* [PROBLEM DETAILS]
How many lines in the entries below contain the string "value"? Only matches in the same case count. Reply with the number alone.

* [INFORMATION PROVIDED]
□ □ □ □

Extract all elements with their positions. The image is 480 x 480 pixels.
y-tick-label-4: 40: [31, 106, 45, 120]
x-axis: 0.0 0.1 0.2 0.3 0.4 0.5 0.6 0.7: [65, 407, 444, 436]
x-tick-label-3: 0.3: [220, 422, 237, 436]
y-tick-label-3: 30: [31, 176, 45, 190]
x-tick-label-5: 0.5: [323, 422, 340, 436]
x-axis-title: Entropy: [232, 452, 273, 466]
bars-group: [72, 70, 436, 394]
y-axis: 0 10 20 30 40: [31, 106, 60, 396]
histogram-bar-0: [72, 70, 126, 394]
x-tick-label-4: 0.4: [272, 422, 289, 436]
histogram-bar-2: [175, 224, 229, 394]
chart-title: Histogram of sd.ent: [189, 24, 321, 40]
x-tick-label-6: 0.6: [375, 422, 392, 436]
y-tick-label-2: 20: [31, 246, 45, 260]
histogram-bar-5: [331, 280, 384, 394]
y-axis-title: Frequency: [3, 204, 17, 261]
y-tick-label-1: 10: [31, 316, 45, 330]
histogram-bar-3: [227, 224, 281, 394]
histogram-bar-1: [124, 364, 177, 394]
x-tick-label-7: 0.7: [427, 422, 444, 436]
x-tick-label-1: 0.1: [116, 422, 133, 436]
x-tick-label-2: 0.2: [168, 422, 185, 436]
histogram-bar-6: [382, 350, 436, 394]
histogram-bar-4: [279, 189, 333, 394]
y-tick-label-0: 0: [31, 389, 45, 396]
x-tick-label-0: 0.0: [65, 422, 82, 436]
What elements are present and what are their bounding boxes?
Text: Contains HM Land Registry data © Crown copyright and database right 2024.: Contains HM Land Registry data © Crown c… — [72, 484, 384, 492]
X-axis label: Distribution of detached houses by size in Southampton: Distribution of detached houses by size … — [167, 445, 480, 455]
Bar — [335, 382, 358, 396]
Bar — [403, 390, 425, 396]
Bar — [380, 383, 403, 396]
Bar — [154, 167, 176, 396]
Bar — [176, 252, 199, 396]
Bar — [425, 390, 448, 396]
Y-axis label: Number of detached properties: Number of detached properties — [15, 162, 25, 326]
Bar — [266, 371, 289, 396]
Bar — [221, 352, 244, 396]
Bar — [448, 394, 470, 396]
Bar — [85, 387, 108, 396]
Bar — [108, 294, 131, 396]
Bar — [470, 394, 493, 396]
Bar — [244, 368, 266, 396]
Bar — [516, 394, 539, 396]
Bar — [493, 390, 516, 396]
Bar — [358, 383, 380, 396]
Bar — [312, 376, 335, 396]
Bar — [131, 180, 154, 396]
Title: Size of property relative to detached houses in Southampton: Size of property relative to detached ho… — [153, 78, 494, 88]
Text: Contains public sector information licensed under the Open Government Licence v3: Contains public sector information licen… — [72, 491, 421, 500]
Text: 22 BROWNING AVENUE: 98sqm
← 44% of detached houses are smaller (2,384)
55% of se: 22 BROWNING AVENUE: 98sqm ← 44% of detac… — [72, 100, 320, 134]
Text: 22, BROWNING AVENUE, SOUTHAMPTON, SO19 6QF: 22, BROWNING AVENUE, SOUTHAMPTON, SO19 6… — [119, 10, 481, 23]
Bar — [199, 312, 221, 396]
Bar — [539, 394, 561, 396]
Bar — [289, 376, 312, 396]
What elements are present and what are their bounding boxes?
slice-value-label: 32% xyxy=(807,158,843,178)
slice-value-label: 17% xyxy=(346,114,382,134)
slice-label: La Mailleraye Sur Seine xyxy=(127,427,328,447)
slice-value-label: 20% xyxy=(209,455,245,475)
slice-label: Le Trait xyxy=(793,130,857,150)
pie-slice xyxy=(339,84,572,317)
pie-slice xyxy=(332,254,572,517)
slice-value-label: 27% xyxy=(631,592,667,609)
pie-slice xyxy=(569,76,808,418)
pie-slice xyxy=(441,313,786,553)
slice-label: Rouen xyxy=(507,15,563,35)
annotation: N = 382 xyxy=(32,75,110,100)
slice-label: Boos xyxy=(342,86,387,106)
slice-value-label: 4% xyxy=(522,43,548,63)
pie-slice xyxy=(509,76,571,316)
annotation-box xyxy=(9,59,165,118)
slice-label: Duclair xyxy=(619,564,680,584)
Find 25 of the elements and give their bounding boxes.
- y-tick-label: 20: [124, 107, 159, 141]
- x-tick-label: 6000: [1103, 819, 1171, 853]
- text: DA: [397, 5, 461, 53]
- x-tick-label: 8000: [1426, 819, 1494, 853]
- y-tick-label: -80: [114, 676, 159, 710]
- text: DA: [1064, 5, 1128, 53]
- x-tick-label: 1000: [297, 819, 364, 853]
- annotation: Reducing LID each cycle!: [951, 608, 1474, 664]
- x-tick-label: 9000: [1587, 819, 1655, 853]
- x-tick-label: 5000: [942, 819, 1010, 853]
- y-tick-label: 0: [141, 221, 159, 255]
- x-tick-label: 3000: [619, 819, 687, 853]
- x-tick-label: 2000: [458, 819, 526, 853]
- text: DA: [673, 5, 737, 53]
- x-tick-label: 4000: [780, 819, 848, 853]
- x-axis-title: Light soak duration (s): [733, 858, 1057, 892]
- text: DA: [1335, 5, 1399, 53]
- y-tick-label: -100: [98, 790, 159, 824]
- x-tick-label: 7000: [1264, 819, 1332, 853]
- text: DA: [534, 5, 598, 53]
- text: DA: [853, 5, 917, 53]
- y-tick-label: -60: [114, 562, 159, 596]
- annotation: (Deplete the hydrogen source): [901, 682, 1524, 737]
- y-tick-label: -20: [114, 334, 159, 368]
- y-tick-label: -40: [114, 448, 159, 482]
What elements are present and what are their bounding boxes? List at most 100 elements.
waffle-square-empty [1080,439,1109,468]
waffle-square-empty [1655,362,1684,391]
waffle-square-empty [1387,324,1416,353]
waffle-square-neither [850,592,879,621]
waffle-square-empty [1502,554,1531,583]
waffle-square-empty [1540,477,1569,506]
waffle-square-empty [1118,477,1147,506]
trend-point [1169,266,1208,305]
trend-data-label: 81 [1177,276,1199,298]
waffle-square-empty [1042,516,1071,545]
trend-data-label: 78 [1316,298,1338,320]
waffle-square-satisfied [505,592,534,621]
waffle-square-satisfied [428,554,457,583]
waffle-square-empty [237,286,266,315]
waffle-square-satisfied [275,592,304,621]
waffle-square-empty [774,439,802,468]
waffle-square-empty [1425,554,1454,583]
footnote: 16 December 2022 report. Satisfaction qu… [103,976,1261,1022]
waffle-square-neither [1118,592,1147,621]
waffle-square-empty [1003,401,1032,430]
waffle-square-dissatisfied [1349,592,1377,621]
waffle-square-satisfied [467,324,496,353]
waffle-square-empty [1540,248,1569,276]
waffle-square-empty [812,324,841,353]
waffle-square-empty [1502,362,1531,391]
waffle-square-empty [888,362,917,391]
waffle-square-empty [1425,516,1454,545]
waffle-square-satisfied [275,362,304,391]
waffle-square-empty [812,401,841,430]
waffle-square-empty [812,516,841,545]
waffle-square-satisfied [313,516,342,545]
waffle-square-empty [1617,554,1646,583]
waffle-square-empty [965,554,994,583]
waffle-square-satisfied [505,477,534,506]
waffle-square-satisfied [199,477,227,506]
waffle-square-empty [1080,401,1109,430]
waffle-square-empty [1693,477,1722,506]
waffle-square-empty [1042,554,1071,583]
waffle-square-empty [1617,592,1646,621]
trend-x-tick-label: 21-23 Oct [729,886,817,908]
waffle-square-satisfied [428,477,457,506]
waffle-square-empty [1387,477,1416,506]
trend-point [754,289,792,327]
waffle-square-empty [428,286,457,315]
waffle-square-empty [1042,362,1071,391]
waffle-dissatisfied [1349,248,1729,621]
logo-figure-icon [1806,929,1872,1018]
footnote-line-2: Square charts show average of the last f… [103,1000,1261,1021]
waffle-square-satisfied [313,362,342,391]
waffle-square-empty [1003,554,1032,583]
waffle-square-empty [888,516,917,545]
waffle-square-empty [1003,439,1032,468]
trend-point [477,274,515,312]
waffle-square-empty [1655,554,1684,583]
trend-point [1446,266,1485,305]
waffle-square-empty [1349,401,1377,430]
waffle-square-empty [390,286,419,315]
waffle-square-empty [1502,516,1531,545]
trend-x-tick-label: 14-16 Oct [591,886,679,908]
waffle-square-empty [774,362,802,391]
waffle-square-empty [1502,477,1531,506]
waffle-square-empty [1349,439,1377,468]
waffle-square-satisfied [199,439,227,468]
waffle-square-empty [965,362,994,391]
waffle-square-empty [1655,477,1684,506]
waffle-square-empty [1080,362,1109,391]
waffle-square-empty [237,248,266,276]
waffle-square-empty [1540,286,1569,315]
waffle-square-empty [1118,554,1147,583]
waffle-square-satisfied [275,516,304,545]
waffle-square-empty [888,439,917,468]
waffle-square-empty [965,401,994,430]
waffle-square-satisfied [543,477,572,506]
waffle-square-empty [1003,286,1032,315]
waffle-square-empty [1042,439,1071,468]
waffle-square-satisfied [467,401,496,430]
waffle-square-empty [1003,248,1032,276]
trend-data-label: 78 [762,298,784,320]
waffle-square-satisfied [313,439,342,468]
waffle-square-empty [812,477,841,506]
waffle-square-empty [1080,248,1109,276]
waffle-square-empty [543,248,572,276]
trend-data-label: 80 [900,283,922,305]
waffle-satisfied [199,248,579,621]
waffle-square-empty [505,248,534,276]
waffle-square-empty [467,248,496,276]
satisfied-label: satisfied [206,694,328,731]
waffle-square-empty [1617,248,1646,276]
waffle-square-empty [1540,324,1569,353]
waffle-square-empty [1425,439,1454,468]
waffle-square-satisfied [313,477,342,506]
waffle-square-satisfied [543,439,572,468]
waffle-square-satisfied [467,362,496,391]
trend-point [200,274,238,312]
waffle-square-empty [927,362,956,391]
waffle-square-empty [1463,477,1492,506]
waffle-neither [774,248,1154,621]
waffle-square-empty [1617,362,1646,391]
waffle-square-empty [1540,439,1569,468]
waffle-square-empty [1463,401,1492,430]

□ □ □ □

* [SOLUTION FOR THIS TASK]
5